Exercise input →
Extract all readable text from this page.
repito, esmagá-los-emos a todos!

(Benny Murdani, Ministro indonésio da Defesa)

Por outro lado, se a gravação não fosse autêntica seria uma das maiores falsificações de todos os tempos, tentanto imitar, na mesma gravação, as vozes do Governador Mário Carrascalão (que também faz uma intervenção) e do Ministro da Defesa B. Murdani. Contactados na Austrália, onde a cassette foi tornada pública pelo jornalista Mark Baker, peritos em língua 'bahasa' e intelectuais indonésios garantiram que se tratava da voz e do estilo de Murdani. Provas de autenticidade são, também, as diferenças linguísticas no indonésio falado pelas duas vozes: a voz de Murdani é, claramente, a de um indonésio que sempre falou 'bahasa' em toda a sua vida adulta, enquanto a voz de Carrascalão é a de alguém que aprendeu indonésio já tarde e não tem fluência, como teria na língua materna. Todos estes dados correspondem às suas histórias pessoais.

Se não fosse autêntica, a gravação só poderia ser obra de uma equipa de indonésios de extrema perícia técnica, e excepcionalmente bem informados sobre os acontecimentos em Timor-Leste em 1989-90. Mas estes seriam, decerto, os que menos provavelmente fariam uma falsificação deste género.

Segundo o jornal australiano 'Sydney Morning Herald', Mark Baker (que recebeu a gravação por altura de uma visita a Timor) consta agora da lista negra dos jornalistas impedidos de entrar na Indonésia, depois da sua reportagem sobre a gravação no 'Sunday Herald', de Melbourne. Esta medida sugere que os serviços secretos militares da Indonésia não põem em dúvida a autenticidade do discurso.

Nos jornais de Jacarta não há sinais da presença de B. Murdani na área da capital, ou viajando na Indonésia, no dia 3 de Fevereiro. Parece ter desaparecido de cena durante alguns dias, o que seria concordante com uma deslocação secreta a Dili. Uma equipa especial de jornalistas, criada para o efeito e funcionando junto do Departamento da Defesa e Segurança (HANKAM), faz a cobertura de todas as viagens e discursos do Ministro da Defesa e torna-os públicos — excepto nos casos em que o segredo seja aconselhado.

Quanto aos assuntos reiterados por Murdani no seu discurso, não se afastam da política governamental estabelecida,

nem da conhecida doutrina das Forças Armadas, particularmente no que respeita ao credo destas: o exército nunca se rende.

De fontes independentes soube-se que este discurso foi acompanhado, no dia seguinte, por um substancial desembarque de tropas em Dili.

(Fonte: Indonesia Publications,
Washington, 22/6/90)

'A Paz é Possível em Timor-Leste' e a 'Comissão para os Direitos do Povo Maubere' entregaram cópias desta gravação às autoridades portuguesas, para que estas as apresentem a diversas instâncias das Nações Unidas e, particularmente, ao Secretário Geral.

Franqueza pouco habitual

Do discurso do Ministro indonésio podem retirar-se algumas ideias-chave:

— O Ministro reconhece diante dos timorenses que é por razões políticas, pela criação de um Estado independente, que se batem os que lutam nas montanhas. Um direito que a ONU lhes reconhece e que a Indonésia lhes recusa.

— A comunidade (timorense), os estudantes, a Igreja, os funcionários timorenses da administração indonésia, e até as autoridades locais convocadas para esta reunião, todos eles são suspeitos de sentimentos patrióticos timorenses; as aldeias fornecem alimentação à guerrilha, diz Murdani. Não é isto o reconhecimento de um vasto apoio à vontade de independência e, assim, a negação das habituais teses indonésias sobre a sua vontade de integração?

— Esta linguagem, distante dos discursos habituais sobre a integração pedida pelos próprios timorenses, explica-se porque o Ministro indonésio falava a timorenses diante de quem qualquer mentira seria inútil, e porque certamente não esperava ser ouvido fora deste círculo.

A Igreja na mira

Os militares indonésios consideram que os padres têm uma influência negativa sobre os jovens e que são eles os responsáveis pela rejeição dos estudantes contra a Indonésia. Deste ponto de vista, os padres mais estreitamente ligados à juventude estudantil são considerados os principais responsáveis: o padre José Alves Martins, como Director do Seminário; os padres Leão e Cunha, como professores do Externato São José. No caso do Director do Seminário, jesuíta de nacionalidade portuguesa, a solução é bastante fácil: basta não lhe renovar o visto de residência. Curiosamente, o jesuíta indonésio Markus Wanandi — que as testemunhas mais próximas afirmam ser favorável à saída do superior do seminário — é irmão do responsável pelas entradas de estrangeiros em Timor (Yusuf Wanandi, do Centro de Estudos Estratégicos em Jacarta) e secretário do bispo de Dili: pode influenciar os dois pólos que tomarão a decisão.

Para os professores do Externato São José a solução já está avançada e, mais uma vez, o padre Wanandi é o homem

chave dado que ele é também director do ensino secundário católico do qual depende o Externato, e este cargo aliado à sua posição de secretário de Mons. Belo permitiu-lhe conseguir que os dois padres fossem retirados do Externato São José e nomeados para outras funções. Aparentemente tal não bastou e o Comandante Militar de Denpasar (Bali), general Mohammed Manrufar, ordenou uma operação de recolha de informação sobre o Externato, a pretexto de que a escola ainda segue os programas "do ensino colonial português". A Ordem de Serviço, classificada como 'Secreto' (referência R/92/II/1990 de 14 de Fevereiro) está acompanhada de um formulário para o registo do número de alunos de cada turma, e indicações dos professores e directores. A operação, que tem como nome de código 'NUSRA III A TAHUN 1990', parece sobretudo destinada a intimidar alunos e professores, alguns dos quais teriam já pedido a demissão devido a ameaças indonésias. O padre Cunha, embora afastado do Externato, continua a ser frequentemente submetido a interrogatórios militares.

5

The exercise →
Every record shown above should be written out again exactly.

Reply to the exercise →
Extract all readable text from this page.
repito, esmagá-los-emos a todos!

(Benny Murdani, Ministro indonésio da Defesa)

Por outro lado, se a gravação não fosse autêntica seria uma das maiores falsificações de todos os tempos, tentanto imitar, na mesma gravação, as vozes do Governador Mário Carrascalão (que também faz uma intervenção) e do Ministro da Defesa B. Murdani. Contactados na Austrália, onde a cassette foi tornada pública pelo jornalista Mark Baker, peritos em língua 'bahasa' e intelectuais indonésios garantiram que se tratava da voz e do estilo de Murdani. Provas de autenticidade são, também, as diferenças linguísticas no indonésio falado pelas duas vozes: a voz de Murdani é, claramente, a de um indonésio que sempre falou 'bahasa' em toda a sua vida adulta, enquanto a voz de Carrascalão é a de alguém que aprendeu indonésio já tarde e não tem fluência, como teria na língua materna. Todos estes dados correspondem às suas histórias pessoais.

Se não fosse autêntica, a gravação só poderia ser obra de uma equipa de indonésios de extrema perícia técnica, e excepcionalmente bem informados sobre os acontecimentos em Timor-Leste em 1989-90. Mas estes seriam, decerto, os que menos provavelmente fariam uma falsificação deste género.

Segundo o jornal australiano 'Sydney Morning Herald', Mark Baker (que recebeu a gravação por altura de uma visita a Timor) consta agora da lista negra dos jornalistas impedidos de entrar na Indonésia, depois da sua reportagem sobre a gravação no 'Sunday Herald', de Melbourne. Esta medida sugere que os serviços secretos militares da Indonésia não põem em dúvida a autenticidade do discurso.

Nos jornais de Jacarta não há sinais da presença de B. Murdani na área da capital, ou viajando na Indonésia, no dia 3 de Fevereiro. Parece ter desaparecido de cena durante alguns dias, o que seria concordante com uma deslocação secreta a Dili. Uma equipa especial de jornalistas, criada para o efeito e funcionando junto do Departamento da Defesa e Segurança (HANKAM), faz a cobertura de todas as viagens e discursos do Ministro da Defesa e torna-os públicos — excepto nos casos em que o segredo seja aconselhado.

Quanto aos assuntos reiterados por Murdani no seu discurso, não se afastam da política governamental estabelecida,

nem da conhecida doutrina das Forças Armadas, particularmente no que respeita ao credo destas: o exército nunca se rende.

De fontes independentes soube-se que este discurso foi acompanhado, no dia seguinte, por um substancial desembarque de tropas em Dili.

(Fonte: Indonesia Publications,
Washington, 22/6/90)

'A Paz é Possível em Timor-Leste' e a 'Comissão para os Direitos do Povo Maubere' entregaram cópias desta gravação às autoridades portuguesas, para que estas as apresentem a diversas instâncias das Nações Unidas e, particularmente, ao Secretário Geral.

Franqueza pouco habitual

Do discurso do Ministro indonésio podem retirar-se algumas ideias-chave:

— O Ministro reconhece diante dos timorenses que é por razões políticas, pela criação de um Estado independente, que se batem os que lutam nas montanhas. Um direito que a ONU lhes reconhece e que a Indonésia lhes recusa.

— A comunidade (timorense), os estudantes, a Igreja, os funcionários timorenses da administração indonésia, e até as autoridades locais convocadas para esta reunião, todos eles são suspeitos de sentimentos patrióticos timorenses; as aldeias fornecem alimentação à guerrilha, diz Murdani. Não é isto o reconhecimento de um vasto apoio à vontade de independência e, assim, a negação das habituais teses indonésias sobre a sua vontade de integração?

— Esta linguagem, distante dos discursos habituais sobre a integração pedida pelos próprios timorenses, explica-se porque o Ministro indonésio falava a timorenses diante de quem qualquer mentira seria inútil, e porque certamente não esperava ser ouvido fora deste círculo.

A Igreja na mira

Os militares indonésios consideram que os padres têm uma influência negativa sobre os jovens e que são eles os responsáveis pela rejeição dos estudantes contra a Indonésia. Deste ponto de vista, os padres mais estreitamente ligados à juventude estudantil são considerados os principais responsáveis: o padre José Alves Martins, como Director do Seminário; os padres Leão e Cunha, como professores do Externato São José. No caso do Director do Seminário, jesuíta de nacionalidade portuguesa, a solução é bastante fácil: basta não lhe renovar o visto de residência. Curiosamente, o jesuíta indonésio Markus Wanandi — que as testemunhas mais próximas afirmam ser favorável à saída do superior do seminário — é irmão do responsável pelas entradas de estrangeiros em Timor (Yusuf Wanandi, do Centro de Estudos Estratégicos em Jacarta) e secretário do bispo de Dili: pode influenciar os dois pólos que tomarão a decisão.

Para os professores do Externato São José a solução já está avançada e, mais uma vez, o padre Wanandi é o homem

chave dado que ele é também director do ensino secundário católico do qual depende o Externato, e este cargo aliado à sua posição de secretário de Mons. Belo permitiu-lhe conseguir que os dois padres fossem retirados do Externato São José e nomeados para outras funções. Aparentemente tal não bastou e o Comandante Militar de Denpasar (Bali), general Mohammed Manrufar, ordenou uma operação de recolha de informação sobre o Externato, a pretexto de que a escola ainda segue os programas "do ensino colonial português". A Ordem de Serviço, classificada como 'Secreto' (referência R/92/II/1990 de 14 de Fevereiro) está acompanhada de um formulário para o registo do número de alunos de cada turma, e indicações dos professores e directores. A operação, que tem como nome de código 'NUSRA III A TAHUN 1990', parece sobretudo destinada a intimidar alunos e professores, alguns dos quais teriam já pedido a demissão devido a ameaças indonésias. O padre Cunha, embora afastado do Externato, continua a ser frequentemente submetido a interrogatórios militares.

5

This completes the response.